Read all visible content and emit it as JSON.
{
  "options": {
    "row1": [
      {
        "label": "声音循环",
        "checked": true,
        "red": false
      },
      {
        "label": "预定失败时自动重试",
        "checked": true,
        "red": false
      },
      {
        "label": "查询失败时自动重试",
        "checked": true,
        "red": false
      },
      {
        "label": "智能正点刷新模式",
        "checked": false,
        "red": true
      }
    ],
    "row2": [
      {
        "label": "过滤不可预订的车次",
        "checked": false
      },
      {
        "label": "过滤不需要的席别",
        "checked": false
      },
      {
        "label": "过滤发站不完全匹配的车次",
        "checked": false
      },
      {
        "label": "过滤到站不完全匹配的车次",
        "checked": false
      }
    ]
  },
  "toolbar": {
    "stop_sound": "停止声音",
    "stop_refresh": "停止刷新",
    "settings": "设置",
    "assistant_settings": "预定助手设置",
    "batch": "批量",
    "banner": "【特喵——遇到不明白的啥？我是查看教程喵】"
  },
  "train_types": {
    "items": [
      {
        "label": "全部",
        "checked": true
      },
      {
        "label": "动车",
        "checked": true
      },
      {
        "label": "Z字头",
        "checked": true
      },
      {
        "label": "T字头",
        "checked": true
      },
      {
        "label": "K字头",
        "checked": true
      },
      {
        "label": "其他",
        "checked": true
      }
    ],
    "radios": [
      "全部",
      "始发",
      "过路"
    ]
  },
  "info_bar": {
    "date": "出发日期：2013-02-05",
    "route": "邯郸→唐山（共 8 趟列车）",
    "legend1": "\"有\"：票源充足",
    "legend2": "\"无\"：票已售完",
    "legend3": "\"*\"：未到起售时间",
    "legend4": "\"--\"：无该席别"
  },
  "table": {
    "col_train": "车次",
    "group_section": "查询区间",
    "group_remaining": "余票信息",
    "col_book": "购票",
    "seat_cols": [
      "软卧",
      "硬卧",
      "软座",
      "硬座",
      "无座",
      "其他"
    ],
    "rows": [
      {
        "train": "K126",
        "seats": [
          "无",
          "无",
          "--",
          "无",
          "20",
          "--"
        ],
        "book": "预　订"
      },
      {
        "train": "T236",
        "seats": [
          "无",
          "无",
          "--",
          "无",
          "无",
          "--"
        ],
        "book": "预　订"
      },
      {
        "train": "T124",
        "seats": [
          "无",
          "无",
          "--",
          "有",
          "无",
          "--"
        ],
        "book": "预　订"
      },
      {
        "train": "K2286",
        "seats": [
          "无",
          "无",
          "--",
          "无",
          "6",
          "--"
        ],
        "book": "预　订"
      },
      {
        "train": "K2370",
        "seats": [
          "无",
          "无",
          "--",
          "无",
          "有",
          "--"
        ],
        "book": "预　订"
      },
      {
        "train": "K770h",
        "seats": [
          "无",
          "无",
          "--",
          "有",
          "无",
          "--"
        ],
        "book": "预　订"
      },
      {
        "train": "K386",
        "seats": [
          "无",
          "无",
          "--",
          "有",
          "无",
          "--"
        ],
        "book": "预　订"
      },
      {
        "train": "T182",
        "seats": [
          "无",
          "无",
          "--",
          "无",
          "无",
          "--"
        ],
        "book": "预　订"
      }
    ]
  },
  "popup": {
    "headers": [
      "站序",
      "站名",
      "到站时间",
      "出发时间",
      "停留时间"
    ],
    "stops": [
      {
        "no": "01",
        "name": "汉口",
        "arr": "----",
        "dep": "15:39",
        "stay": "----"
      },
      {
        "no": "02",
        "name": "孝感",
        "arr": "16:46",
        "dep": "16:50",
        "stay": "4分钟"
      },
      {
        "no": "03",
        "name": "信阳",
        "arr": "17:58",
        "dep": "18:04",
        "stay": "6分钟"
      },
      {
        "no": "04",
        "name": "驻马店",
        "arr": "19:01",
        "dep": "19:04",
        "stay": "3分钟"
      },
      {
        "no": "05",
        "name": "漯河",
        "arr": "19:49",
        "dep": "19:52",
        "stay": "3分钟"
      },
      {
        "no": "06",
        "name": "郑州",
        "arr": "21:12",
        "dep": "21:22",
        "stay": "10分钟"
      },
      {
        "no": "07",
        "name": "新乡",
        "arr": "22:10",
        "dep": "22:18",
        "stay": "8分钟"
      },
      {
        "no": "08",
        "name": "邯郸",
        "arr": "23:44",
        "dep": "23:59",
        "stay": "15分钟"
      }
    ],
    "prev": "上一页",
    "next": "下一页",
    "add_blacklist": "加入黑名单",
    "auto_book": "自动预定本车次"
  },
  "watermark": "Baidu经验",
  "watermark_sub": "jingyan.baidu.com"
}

TASK TO CARRY OUT: Reproduce the records in full, exactly as written.

SOLUTION TO THIS TASK:
Read all visible content and emit it as JSON.
{
  "options": {
    "row1": [
      {
        "label": "声音循环",
        "checked": true,
        "red": false
      },
      {
        "label": "预定失败时自动重试",
        "checked": true,
        "red": false
      },
      {
        "label": "查询失败时自动重试",
        "checked": true,
        "red": false
      },
      {
        "label": "智能正点刷新模式",
        "checked": false,
        "red": true
      }
    ],
    "row2": [
      {
        "label": "过滤不可预订的车次",
        "checked": false
      },
      {
        "label": "过滤不需要的席别",
        "checked": false
      },
      {
        "label": "过滤发站不完全匹配的车次",
        "checked": false
      },
      {
        "label": "过滤到站不完全匹配的车次",
        "checked": false
      }
    ]
  },
  "toolbar": {
    "stop_sound": "停止声音",
    "stop_refresh": "停止刷新",
    "settings": "设置",
    "assistant_settings": "预定助手设置",
    "batch": "批量",
    "banner": "【特喵——遇到不明白的啥？我是查看教程喵】"
  },
  "train_types": {
    "items": [
      {
        "label": "全部",
        "checked": true
      },
      {
        "label": "动车",
        "checked": true
      },
      {
        "label": "Z字头",
        "checked": true
      },
      {
        "label": "T字头",
        "checked": true
      },
      {
        "label": "K字头",
        "checked": true
      },
      {
        "label": "其他",
        "checked": true
      }
    ],
    "radios": [
      "全部",
      "始发",
      "过路"
    ]
  },
  "info_bar": {
    "date": "出发日期：2013-02-05",
    "route": "邯郸→唐山（共 8 趟列车）",
    "legend1": "\"有\"：票源充足",
    "legend2": "\"无\"：票已售完",
    "legend3": "\"*\"：未到起售时间",
    "legend4": "\"--\"：无该席别"
  },
  "table": {
    "col_train": "车次",
    "group_section": "查询区间",
    "group_remaining": "余票信息",
    "col_book": "购票",
    "seat_cols": [
      "软卧",
      "硬卧",
      "软座",
      "硬座",
      "无座",
      "其他"
    ],
    "rows": [
      {
        "train": "K126",
        "seats": [
          "无",
          "无",
          "--",
          "无",
          "20",
          "--"
        ],
        "book": "预　订"
      },
      {
        "train": "T236",
        "seats": [
          "无",
          "无",
          "--",
          "无",
          "无",
          "--"
        ],
        "book": "预　订"
      },
      {
        "train": "T124",
        "seats": [
          "无",
          "无",
          "--",
          "有",
          "无",
          "--"
        ],
        "book": "预　订"
      },
      {
        "train": "K2286",
        "seats": [
          "无",
          "无",
          "--",
          "无",
          "6",
          "--"
        ],
        "book": "预　订"
      },
      {
        "train": "K2370",
        "seats": [
          "无",
          "无",
          "--",
          "无",
          "有",
          "--"
        ],
        "book": "预　订"
      },
      {
        "train": "K770h",
        "seats": [
          "无",
          "无",
          "--",
          "有",
          "无",
          "--"
        ],
        "book": "预　订"
      },
      {
        "train": "K386",
        "seats": [
          "无",
          "无",
          "--",
          "有",
          "无",
          "--"
        ],
        "book": "预　订"
      },
      {
        "train": "T182",
        "seats": [
          "无",
          "无",
          "--",
          "无",
          "无",
          "--"
        ],
        "book": "预　订"
      }
    ]
  },
  "popup": {
    "headers": [
      "站序",
      "站名",
      "到站时间",
      "出发时间",
      "停留时间"
    ],
    "stops": [
      {
        "no": "01",
        "name": "汉口",
        "arr": "----",
        "dep": "15:39",
        "stay": "----"
      },
      {
        "no": "02",
        "name": "孝感",
        "arr": "16:46",
        "dep": "16:50",
        "stay": "4分钟"
      },
      {
        "no": "03",
        "name": "信阳",
        "arr": "17:58",
        "dep": "18:04",
        "stay": "6分钟"
      },
      {
        "no": "04",
        "name": "驻马店",
        "arr": "19:01",
        "dep": "19:04",
        "stay": "3分钟"
      },
      {
        "no": "05",
        "name": "漯河",
        "arr": "19:49",
        "dep": "19:52",
        "stay": "3分钟"
      },
      {
        "no": "06",
        "name": "郑州",
        "arr": "21:12",
        "dep": "21:22",
        "stay": "10分钟"
      },
      {
        "no": "07",
        "name": "新乡",
        "arr": "22:10",
        "dep": "22:18",
        "stay": "8分钟"
      },
      {
        "no": "08",
        "name": "邯郸",
        "arr": "23:44",
        "dep": "23:59",
        "stay": "15分钟"
      }
    ],
    "prev": "上一页",
    "next": "下一页",
    "add_blacklist": "加入黑名单",
    "auto_book": "自动预定本车次"
  },
  "watermark": "Baidu经验",
  "watermark_sub": "jingyan.baidu.com"
}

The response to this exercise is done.